_DATA FOR THIS TASK_:
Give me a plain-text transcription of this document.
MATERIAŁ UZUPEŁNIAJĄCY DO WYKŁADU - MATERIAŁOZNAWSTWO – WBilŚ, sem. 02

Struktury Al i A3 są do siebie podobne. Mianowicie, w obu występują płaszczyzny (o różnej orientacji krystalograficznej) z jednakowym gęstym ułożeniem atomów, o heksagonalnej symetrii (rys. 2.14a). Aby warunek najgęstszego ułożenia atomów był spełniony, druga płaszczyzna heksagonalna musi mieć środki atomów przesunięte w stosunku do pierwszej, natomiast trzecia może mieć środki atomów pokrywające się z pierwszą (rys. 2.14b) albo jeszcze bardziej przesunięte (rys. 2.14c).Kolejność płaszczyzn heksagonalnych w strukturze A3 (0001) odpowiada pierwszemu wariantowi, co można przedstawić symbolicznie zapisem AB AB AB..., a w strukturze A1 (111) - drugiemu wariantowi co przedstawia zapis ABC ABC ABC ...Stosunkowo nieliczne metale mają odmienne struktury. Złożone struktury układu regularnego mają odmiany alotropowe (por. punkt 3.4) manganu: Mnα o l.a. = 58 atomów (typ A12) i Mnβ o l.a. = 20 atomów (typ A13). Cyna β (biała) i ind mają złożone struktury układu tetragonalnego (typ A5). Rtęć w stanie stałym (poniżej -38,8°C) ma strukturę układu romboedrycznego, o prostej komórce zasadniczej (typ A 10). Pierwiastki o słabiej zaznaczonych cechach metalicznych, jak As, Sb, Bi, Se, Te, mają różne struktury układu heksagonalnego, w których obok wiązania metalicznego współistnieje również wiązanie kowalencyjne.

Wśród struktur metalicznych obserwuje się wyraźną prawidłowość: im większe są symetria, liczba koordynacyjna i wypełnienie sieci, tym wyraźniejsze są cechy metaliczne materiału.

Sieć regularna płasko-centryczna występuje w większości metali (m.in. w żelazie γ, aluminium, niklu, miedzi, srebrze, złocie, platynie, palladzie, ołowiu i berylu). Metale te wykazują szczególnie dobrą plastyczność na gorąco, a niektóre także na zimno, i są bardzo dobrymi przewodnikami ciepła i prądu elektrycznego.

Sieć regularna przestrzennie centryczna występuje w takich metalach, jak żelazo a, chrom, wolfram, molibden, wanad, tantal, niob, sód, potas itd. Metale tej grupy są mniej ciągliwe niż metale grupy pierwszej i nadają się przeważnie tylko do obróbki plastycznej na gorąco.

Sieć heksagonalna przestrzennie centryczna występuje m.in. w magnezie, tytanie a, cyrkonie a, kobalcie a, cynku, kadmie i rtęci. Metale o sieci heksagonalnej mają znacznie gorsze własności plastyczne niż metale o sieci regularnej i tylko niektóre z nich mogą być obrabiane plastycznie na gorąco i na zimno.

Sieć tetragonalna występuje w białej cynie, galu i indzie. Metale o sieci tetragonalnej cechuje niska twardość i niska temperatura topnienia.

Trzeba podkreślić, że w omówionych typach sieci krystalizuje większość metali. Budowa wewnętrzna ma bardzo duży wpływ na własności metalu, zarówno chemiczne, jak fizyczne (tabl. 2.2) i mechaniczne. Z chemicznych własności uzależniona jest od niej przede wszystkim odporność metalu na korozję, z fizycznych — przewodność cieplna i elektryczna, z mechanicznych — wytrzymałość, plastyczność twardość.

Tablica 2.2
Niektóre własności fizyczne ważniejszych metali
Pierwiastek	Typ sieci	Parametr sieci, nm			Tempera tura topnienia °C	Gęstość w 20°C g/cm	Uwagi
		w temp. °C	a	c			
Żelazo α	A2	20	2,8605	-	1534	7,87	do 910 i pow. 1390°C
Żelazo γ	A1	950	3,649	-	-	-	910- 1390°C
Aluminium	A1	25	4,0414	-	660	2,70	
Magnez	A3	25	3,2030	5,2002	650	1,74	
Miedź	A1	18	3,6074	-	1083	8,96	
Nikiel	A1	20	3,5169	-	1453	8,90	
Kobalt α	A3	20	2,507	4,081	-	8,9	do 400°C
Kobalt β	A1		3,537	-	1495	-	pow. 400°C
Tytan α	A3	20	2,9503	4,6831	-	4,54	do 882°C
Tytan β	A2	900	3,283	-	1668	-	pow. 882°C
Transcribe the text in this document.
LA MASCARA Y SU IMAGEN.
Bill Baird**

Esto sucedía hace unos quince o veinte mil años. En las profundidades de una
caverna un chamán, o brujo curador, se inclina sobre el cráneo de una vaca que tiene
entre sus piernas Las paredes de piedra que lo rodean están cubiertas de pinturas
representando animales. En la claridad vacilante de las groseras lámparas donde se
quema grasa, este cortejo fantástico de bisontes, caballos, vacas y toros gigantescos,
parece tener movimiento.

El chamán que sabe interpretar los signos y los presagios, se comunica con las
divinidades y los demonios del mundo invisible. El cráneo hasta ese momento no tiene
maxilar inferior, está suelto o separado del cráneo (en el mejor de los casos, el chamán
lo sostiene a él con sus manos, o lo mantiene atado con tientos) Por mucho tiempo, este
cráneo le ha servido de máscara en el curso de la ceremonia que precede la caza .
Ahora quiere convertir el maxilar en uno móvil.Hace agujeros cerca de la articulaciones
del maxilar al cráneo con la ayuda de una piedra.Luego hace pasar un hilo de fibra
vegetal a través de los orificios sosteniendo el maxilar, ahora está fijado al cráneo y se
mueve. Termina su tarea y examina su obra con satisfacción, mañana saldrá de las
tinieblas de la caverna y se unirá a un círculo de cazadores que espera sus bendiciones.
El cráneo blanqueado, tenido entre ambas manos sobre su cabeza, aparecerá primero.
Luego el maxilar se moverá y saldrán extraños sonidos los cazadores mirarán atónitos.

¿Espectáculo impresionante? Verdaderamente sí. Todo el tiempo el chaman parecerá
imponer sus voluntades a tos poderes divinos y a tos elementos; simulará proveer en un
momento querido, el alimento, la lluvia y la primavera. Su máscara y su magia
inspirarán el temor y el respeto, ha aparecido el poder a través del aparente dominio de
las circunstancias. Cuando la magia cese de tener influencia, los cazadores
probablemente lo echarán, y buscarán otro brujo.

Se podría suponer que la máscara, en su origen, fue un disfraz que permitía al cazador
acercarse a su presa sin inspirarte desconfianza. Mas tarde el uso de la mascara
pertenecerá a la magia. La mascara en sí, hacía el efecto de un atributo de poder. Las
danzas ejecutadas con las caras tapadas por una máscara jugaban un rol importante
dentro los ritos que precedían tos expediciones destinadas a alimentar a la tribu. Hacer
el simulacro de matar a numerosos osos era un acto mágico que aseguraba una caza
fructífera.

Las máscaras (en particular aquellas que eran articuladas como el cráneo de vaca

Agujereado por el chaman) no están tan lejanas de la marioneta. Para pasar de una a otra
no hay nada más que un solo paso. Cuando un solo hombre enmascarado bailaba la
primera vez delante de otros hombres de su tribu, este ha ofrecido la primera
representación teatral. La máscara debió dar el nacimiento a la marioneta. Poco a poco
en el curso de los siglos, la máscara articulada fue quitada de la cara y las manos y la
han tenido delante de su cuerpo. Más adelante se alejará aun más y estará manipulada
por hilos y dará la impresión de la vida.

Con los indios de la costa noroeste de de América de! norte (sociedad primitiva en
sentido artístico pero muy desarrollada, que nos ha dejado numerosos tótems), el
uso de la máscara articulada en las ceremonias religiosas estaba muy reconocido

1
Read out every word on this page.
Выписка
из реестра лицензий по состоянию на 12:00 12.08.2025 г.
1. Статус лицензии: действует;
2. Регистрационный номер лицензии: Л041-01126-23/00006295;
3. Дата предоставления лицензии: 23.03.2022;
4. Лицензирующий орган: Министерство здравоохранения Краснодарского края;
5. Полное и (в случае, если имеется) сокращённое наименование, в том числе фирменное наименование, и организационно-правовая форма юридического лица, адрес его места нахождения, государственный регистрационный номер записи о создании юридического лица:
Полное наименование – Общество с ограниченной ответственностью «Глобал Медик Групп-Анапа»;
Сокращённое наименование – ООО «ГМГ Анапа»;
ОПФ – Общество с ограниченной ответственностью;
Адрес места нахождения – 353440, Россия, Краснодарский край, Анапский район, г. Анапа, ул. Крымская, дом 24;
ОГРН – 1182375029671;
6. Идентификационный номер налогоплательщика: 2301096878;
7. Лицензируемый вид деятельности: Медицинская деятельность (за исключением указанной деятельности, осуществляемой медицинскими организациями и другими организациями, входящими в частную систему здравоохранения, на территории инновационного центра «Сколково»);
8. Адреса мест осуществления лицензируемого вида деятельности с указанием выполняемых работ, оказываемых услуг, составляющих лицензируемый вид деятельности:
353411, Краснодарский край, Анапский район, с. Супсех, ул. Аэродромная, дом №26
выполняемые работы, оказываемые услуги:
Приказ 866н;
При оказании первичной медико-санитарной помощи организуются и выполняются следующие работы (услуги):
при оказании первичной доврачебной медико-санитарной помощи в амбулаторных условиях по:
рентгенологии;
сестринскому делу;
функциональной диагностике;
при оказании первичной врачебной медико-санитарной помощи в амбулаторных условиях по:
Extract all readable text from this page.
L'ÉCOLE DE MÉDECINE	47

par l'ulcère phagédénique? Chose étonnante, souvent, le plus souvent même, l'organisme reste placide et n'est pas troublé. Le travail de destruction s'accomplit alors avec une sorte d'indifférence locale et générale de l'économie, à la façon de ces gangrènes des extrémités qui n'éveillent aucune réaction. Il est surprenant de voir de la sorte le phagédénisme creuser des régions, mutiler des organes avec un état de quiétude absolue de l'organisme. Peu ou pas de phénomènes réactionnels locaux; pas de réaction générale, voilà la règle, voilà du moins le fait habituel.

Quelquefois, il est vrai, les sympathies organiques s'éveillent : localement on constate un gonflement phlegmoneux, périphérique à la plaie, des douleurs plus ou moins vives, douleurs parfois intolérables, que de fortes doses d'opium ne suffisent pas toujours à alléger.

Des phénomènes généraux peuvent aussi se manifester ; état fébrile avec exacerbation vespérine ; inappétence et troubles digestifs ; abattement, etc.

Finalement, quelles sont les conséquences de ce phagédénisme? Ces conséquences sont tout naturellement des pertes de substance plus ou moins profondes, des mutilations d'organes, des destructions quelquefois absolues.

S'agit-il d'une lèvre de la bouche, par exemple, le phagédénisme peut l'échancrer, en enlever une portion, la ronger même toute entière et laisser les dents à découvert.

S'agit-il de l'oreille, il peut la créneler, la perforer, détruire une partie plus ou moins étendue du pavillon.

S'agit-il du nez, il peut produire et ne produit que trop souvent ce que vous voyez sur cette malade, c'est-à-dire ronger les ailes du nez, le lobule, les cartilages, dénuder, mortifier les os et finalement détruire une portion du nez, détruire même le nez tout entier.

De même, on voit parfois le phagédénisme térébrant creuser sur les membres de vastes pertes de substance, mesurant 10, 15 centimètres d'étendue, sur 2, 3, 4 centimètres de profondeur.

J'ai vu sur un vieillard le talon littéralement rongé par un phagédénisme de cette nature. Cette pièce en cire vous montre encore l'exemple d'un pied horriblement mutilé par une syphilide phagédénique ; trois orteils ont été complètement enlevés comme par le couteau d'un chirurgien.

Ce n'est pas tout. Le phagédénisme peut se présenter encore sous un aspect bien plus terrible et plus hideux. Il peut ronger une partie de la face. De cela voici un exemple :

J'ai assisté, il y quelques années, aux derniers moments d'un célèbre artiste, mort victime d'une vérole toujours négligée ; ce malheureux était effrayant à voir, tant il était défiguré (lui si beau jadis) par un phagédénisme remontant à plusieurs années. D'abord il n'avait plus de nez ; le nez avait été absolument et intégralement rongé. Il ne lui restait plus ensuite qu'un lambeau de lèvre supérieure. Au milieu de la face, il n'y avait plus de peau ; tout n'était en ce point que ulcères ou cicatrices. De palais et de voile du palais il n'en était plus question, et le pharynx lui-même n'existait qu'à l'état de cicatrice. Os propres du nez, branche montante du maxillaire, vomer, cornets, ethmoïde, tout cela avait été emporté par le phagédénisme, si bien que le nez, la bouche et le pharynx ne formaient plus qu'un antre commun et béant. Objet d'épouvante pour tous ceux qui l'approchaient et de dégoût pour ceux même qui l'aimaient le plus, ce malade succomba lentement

_REQUEST_:
Return each line in the records that holds the string "través".

_FINAL RESULT_:
vegetal a través de los orificios sosteniendo el maxilar, ahora está fijado al cráneo y se
inspirarán el temor y el respeto, ha aparecido el poder a través del aparente dominio de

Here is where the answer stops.